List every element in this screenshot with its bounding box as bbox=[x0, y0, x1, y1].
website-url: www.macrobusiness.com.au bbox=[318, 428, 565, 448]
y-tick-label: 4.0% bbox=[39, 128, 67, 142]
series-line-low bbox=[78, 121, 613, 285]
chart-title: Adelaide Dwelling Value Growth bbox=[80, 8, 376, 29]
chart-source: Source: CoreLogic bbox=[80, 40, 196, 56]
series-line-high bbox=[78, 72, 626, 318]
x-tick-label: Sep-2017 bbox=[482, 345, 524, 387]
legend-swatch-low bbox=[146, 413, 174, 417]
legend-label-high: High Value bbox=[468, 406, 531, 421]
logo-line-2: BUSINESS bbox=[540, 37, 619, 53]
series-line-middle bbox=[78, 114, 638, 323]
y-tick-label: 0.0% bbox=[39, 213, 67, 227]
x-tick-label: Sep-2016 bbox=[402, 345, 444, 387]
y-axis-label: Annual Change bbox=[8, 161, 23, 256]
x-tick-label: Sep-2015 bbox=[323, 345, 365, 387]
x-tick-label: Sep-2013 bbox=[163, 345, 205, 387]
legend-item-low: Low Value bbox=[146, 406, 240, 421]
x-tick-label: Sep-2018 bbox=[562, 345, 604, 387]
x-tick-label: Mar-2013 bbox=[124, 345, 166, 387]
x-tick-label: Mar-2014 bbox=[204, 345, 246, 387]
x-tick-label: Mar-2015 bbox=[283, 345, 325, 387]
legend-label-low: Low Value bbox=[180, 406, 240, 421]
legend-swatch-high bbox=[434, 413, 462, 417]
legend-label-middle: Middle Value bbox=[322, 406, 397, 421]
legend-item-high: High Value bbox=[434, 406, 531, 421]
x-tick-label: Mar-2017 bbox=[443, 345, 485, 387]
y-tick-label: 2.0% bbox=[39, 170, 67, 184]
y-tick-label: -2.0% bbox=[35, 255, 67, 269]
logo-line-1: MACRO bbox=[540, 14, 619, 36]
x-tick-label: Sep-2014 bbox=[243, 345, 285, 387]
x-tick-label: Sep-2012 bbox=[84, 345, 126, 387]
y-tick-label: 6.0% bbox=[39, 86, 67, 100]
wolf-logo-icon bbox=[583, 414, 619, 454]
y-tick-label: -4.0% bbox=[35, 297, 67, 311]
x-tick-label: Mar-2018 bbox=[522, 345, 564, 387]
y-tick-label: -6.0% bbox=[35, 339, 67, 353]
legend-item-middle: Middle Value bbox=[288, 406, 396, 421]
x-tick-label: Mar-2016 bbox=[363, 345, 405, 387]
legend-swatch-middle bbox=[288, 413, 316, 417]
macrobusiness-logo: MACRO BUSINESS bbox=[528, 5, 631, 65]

__________

WRITTEN TASK:
Retype every line of the records above, character for character, without altering anything.

RESULT FOR THIS EXERCISE:
List every element in this screenshot with its bounding box as bbox=[x0, y0, x1, y1].
website-url: www.macrobusiness.com.au bbox=[318, 428, 565, 448]
y-tick-label: 4.0% bbox=[39, 128, 67, 142]
series-line-low bbox=[78, 121, 613, 285]
chart-title: Adelaide Dwelling Value Growth bbox=[80, 8, 376, 29]
chart-source: Source: CoreLogic bbox=[80, 40, 196, 56]
series-line-high bbox=[78, 72, 626, 318]
x-tick-label: Sep-2017 bbox=[482, 345, 524, 387]
legend-swatch-low bbox=[146, 413, 174, 417]
legend-label-high: High Value bbox=[468, 406, 531, 421]
logo-line-2: BUSINESS bbox=[540, 37, 619, 53]
series-line-middle bbox=[78, 114, 638, 323]
y-tick-label: 0.0% bbox=[39, 213, 67, 227]
x-tick-label: Sep-2016 bbox=[402, 345, 444, 387]
y-axis-label: Annual Change bbox=[8, 161, 23, 256]
x-tick-label: Sep-2015 bbox=[323, 345, 365, 387]
x-tick-label: Sep-2013 bbox=[163, 345, 205, 387]
legend-item-low: Low Value bbox=[146, 406, 240, 421]
x-tick-label: Sep-2018 bbox=[562, 345, 604, 387]
x-tick-label: Mar-2013 bbox=[124, 345, 166, 387]
x-tick-label: Mar-2014 bbox=[204, 345, 246, 387]
x-tick-label: Mar-2015 bbox=[283, 345, 325, 387]
legend-label-low: Low Value bbox=[180, 406, 240, 421]
legend-swatch-high bbox=[434, 413, 462, 417]
legend-label-middle: Middle Value bbox=[322, 406, 397, 421]
legend-item-high: High Value bbox=[434, 406, 531, 421]
x-tick-label: Mar-2017 bbox=[443, 345, 485, 387]
y-tick-label: 2.0% bbox=[39, 170, 67, 184]
y-tick-label: -2.0% bbox=[35, 255, 67, 269]
logo-line-1: MACRO bbox=[540, 14, 619, 36]
x-tick-label: Sep-2014 bbox=[243, 345, 285, 387]
x-tick-label: Sep-2012 bbox=[84, 345, 126, 387]
y-tick-label: 6.0% bbox=[39, 86, 67, 100]
wolf-logo-icon bbox=[583, 414, 619, 454]
y-tick-label: -4.0% bbox=[35, 297, 67, 311]
x-tick-label: Mar-2018 bbox=[522, 345, 564, 387]
y-tick-label: -6.0% bbox=[35, 339, 67, 353]
legend-item-middle: Middle Value bbox=[288, 406, 396, 421]
x-tick-label: Mar-2016 bbox=[363, 345, 405, 387]
legend-swatch-middle bbox=[288, 413, 316, 417]
macrobusiness-logo: MACRO BUSINESS bbox=[528, 5, 631, 65]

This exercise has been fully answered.